Go through the material below, count the lines with the word "Precipitation", and reply with the count alone.

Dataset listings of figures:
+++++

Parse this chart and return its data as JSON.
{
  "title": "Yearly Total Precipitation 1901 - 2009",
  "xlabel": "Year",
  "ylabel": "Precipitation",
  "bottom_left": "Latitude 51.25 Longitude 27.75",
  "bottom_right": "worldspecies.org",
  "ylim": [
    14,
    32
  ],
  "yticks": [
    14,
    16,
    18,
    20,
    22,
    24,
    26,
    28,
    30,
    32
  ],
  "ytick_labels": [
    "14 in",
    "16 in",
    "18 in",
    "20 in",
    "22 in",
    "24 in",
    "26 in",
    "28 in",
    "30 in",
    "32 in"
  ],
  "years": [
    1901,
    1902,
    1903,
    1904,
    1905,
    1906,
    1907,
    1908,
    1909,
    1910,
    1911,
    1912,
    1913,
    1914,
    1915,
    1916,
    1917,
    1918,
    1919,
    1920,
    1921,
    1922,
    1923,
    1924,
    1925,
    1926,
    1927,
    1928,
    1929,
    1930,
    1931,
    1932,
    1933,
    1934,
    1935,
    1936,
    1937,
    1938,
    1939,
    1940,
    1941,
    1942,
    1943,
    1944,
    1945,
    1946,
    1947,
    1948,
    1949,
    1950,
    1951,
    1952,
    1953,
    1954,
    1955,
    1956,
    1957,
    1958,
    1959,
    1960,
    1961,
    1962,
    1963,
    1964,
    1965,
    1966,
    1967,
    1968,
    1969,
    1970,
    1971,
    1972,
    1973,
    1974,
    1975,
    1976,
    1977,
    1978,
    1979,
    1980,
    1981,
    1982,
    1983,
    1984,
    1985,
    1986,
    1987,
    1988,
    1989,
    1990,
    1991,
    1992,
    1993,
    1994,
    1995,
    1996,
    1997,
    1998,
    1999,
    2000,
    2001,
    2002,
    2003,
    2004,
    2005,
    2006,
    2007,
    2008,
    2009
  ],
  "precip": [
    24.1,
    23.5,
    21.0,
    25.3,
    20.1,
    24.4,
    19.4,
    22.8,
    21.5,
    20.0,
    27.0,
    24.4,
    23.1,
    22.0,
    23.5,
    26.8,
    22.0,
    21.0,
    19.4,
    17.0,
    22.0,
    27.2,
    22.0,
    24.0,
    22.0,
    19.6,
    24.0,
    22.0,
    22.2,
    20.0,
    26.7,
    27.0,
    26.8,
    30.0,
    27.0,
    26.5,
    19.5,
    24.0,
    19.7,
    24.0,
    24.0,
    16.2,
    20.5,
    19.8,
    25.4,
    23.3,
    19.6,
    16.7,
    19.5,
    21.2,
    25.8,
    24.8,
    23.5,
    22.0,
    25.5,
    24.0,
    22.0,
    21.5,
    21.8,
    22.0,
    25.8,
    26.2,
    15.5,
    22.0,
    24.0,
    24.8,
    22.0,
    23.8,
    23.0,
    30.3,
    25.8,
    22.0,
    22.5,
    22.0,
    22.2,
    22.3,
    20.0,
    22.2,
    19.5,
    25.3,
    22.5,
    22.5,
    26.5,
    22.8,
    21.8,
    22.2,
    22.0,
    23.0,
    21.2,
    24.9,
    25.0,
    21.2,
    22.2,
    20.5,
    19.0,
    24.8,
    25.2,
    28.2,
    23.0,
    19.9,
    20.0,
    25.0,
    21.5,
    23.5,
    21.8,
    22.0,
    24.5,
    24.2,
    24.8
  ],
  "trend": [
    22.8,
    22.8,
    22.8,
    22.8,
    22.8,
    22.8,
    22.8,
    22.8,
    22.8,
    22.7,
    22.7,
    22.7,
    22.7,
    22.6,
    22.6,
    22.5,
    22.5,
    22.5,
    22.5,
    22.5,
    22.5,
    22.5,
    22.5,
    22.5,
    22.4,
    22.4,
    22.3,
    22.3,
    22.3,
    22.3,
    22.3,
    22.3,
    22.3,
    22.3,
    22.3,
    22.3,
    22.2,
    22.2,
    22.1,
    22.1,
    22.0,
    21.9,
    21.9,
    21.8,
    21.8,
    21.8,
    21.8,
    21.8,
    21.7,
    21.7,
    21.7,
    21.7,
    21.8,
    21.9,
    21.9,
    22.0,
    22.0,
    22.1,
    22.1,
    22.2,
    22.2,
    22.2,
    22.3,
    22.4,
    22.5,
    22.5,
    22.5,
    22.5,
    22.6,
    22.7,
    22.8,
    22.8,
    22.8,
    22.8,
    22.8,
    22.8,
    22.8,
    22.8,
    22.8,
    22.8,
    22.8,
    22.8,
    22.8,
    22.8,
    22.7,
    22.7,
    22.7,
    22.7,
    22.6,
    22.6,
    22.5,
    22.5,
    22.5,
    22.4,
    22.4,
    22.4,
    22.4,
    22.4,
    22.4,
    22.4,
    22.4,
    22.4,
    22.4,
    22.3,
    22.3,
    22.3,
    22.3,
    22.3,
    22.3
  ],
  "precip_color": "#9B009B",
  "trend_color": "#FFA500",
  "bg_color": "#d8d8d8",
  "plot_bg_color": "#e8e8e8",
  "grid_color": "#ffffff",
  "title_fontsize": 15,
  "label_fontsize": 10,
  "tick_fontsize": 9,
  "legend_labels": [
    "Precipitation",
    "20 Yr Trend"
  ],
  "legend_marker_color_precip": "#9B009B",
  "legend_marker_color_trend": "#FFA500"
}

+++++

FULL OUTPUT - 3